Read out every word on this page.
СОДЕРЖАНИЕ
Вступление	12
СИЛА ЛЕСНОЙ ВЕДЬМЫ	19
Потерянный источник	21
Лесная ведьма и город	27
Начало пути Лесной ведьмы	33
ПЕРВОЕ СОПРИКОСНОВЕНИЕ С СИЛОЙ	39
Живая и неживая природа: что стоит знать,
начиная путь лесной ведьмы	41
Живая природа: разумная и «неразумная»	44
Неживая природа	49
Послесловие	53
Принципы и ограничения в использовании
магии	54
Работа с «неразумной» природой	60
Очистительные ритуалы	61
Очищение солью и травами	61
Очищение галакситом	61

▬▬▬▬▬▬▬▬▬▬

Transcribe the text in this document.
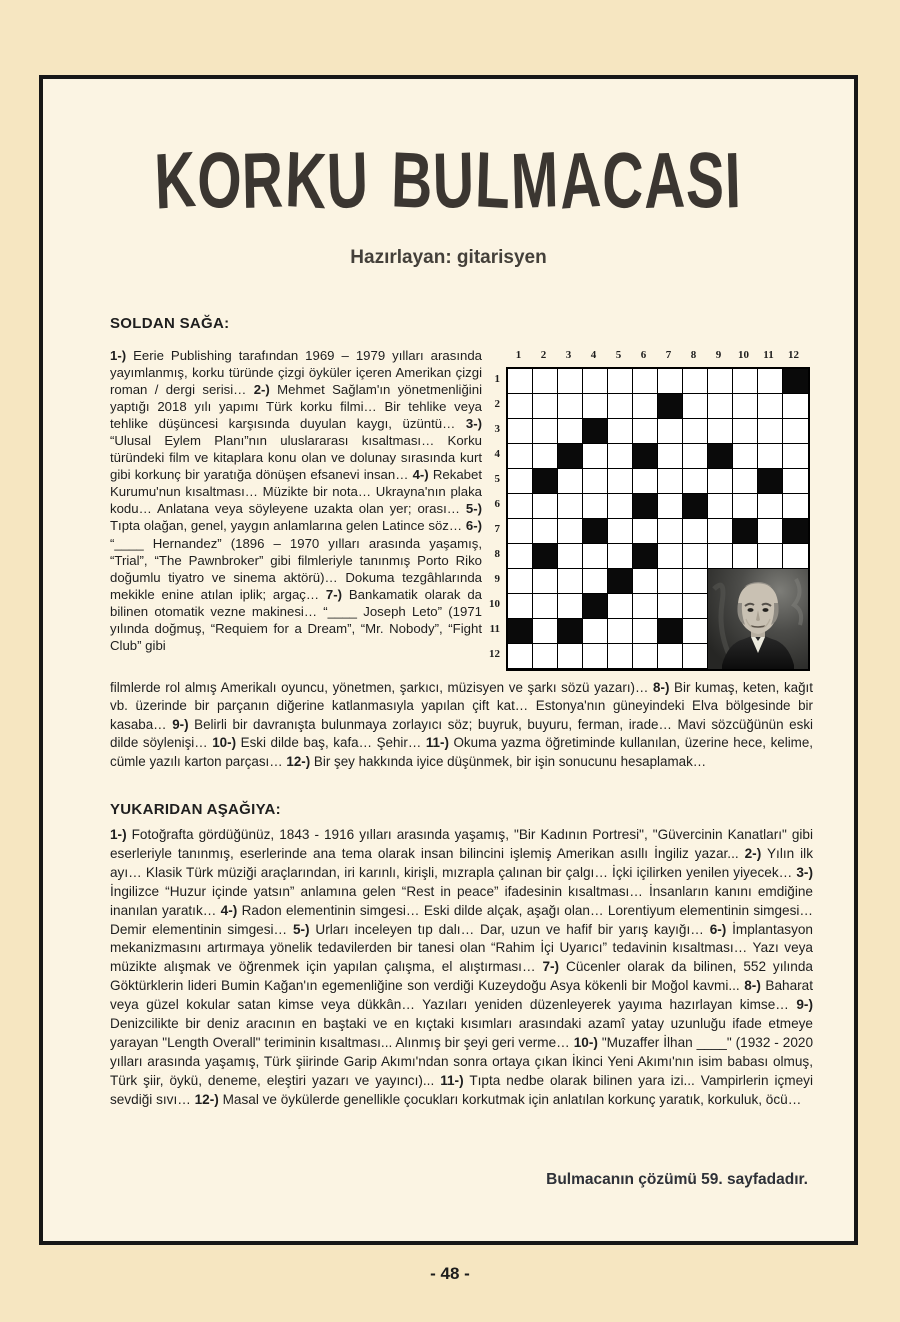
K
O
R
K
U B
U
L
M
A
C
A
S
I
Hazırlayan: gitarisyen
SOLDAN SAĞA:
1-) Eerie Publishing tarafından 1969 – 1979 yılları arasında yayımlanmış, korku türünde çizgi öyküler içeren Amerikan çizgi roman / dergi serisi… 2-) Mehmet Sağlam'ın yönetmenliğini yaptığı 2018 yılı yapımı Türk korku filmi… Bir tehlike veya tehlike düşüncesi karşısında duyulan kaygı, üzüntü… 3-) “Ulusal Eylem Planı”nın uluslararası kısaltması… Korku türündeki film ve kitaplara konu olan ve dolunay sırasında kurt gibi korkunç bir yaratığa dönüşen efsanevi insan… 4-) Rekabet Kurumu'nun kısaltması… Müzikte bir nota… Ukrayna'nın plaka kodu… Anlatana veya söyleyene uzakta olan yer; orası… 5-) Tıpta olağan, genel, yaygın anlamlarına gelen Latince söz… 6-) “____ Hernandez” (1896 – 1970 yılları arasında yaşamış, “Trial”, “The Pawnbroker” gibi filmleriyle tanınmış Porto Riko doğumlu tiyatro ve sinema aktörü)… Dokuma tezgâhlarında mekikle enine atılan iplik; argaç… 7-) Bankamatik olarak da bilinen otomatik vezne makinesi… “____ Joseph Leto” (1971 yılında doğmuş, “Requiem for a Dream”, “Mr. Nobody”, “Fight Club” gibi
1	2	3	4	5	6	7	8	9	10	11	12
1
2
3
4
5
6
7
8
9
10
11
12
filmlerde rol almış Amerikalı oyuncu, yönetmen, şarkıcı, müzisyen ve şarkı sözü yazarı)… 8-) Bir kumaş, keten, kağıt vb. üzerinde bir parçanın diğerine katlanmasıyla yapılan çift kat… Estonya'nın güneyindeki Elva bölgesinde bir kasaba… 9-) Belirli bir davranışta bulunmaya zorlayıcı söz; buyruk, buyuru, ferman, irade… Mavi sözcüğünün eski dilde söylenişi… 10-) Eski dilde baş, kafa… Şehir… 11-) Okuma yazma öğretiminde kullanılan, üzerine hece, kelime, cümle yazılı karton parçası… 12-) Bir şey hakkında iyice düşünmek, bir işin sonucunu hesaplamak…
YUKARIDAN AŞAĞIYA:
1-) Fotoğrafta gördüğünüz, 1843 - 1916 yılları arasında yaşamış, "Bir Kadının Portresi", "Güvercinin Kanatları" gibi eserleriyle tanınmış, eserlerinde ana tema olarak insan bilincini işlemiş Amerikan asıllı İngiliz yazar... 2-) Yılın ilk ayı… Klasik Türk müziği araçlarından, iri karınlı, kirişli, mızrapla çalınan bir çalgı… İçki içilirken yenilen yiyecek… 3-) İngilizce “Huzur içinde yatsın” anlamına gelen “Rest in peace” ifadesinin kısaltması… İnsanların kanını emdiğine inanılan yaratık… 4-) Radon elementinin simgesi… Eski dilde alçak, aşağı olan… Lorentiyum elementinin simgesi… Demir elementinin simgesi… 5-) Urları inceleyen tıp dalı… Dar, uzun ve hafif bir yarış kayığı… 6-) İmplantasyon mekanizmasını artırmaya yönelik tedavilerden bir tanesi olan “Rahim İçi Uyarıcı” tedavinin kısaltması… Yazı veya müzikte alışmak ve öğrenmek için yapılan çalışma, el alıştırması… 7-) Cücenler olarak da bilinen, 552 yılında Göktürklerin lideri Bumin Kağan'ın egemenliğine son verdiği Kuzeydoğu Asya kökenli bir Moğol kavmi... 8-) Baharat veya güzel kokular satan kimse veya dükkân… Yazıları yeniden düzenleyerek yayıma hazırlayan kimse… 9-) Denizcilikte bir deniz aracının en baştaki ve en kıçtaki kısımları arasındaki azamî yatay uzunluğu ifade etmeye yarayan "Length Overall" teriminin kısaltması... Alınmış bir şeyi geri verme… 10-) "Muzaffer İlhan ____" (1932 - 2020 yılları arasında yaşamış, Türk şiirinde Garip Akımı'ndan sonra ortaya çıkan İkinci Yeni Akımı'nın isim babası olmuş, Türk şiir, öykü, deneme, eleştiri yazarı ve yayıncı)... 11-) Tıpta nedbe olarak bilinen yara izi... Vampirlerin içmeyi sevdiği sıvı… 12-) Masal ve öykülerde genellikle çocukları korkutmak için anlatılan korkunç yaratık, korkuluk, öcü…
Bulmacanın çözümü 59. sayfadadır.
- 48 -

▬▬▬▬▬▬▬▬▬▬

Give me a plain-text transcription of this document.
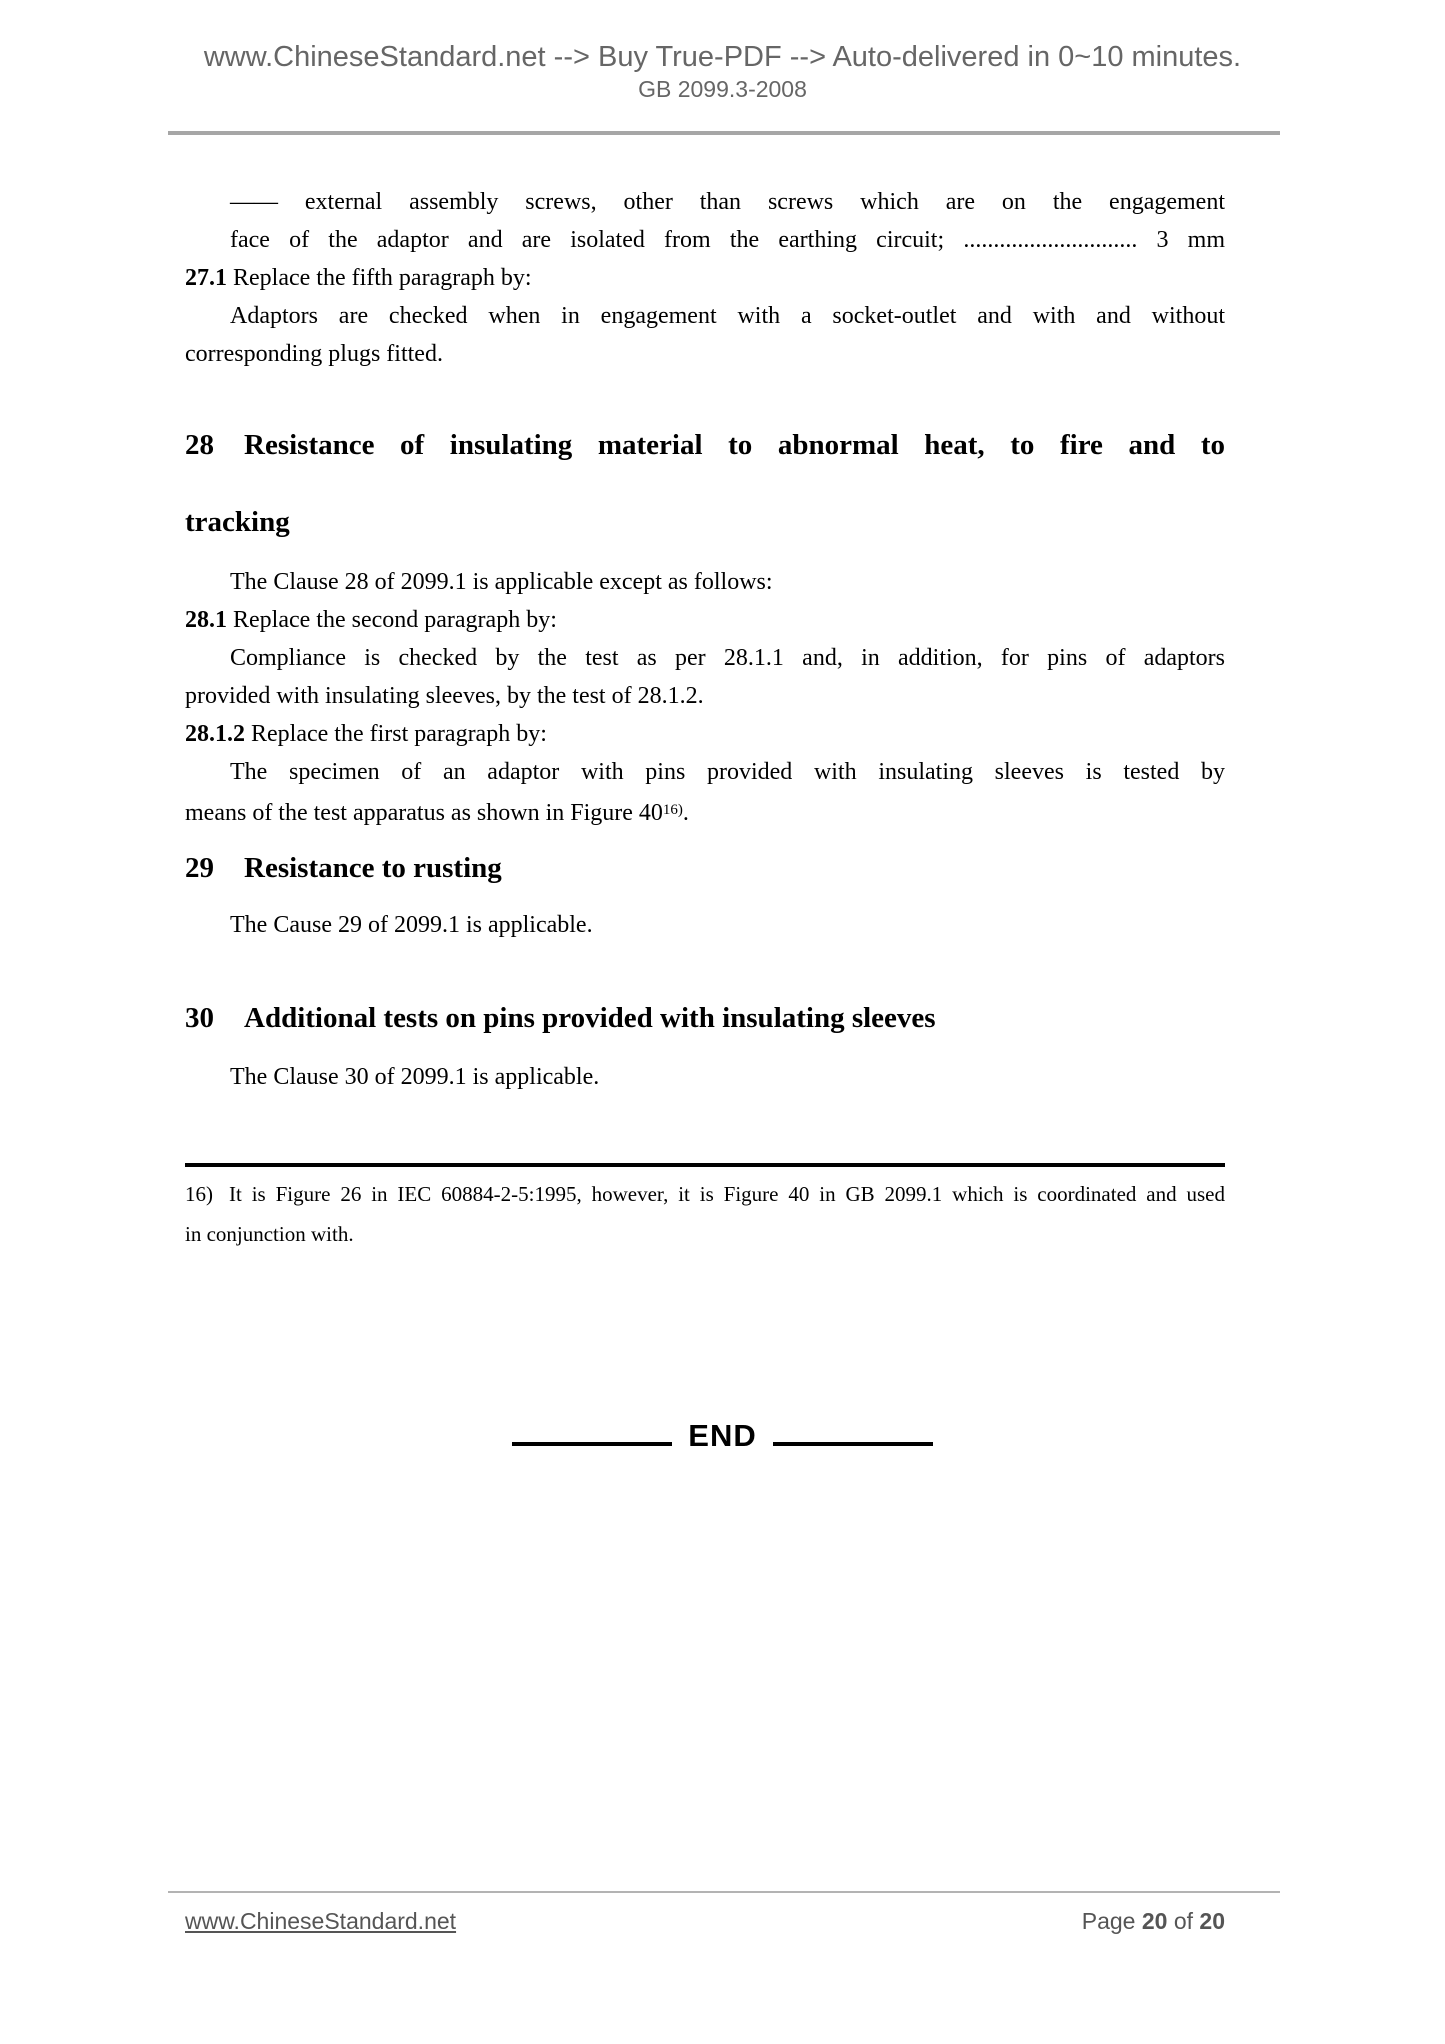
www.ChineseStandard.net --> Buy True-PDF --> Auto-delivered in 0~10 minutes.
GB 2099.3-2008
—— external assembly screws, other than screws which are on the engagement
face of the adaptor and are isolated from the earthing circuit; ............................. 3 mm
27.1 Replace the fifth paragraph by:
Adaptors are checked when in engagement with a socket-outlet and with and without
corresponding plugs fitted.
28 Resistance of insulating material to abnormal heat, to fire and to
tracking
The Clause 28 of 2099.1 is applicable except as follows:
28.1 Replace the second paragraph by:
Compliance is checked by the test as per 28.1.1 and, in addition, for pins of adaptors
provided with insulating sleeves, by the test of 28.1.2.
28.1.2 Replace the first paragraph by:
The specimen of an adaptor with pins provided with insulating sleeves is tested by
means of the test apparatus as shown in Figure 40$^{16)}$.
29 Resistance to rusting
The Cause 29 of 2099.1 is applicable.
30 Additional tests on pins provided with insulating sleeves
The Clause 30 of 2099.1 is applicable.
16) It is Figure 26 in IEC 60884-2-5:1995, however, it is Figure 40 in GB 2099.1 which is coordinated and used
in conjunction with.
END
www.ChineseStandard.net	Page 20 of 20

▬▬▬▬▬▬▬▬▬▬

# [Short problem]
Show every line that contains the word "engagement".

# [Result]
—— external assembly screws, other than screws which are on the engagement
Adaptors are checked when in engagement with a socket-outlet and with and without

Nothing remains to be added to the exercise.